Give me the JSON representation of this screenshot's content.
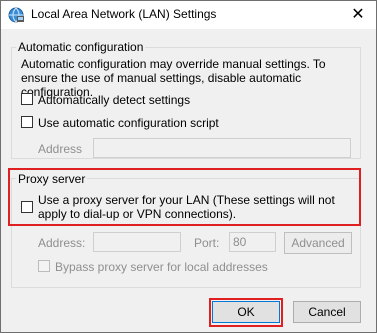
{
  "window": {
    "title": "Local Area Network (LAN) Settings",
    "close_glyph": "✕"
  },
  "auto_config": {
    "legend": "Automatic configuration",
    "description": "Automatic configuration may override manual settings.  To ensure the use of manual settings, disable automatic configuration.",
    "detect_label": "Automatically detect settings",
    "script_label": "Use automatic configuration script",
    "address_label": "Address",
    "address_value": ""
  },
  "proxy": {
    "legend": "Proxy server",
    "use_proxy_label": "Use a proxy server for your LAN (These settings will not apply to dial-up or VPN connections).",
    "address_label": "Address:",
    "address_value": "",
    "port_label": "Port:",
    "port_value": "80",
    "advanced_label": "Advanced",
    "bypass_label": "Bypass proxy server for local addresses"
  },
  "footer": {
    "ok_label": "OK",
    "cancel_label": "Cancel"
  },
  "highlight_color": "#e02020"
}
----
• _Task objective_
Reproduce the entries above exactly. Do not include the images.

• _Problem solution_
Give me the JSON representation of this screenshot's content.
{
  "window": {
    "title": "Local Area Network (LAN) Settings",
    "close_glyph": "✕"
  },
  "auto_config": {
    "legend": "Automatic configuration",
    "description": "Automatic configuration may override manual settings.  To ensure the use of manual settings, disable automatic configuration.",
    "detect_label": "Automatically detect settings",
    "script_label": "Use automatic configuration script",
    "address_label": "Address",
    "address_value": ""
  },
  "proxy": {
    "legend": "Proxy server",
    "use_proxy_label": "Use a proxy server for your LAN (These settings will not apply to dial-up or VPN connections).",
    "address_label": "Address:",
    "address_value": "",
    "port_label": "Port:",
    "port_value": "80",
    "advanced_label": "Advanced",
    "bypass_label": "Bypass proxy server for local addresses"
  },
  "footer": {
    "ok_label": "OK",
    "cancel_label": "Cancel"
  },
  "highlight_color": "#e02020"
}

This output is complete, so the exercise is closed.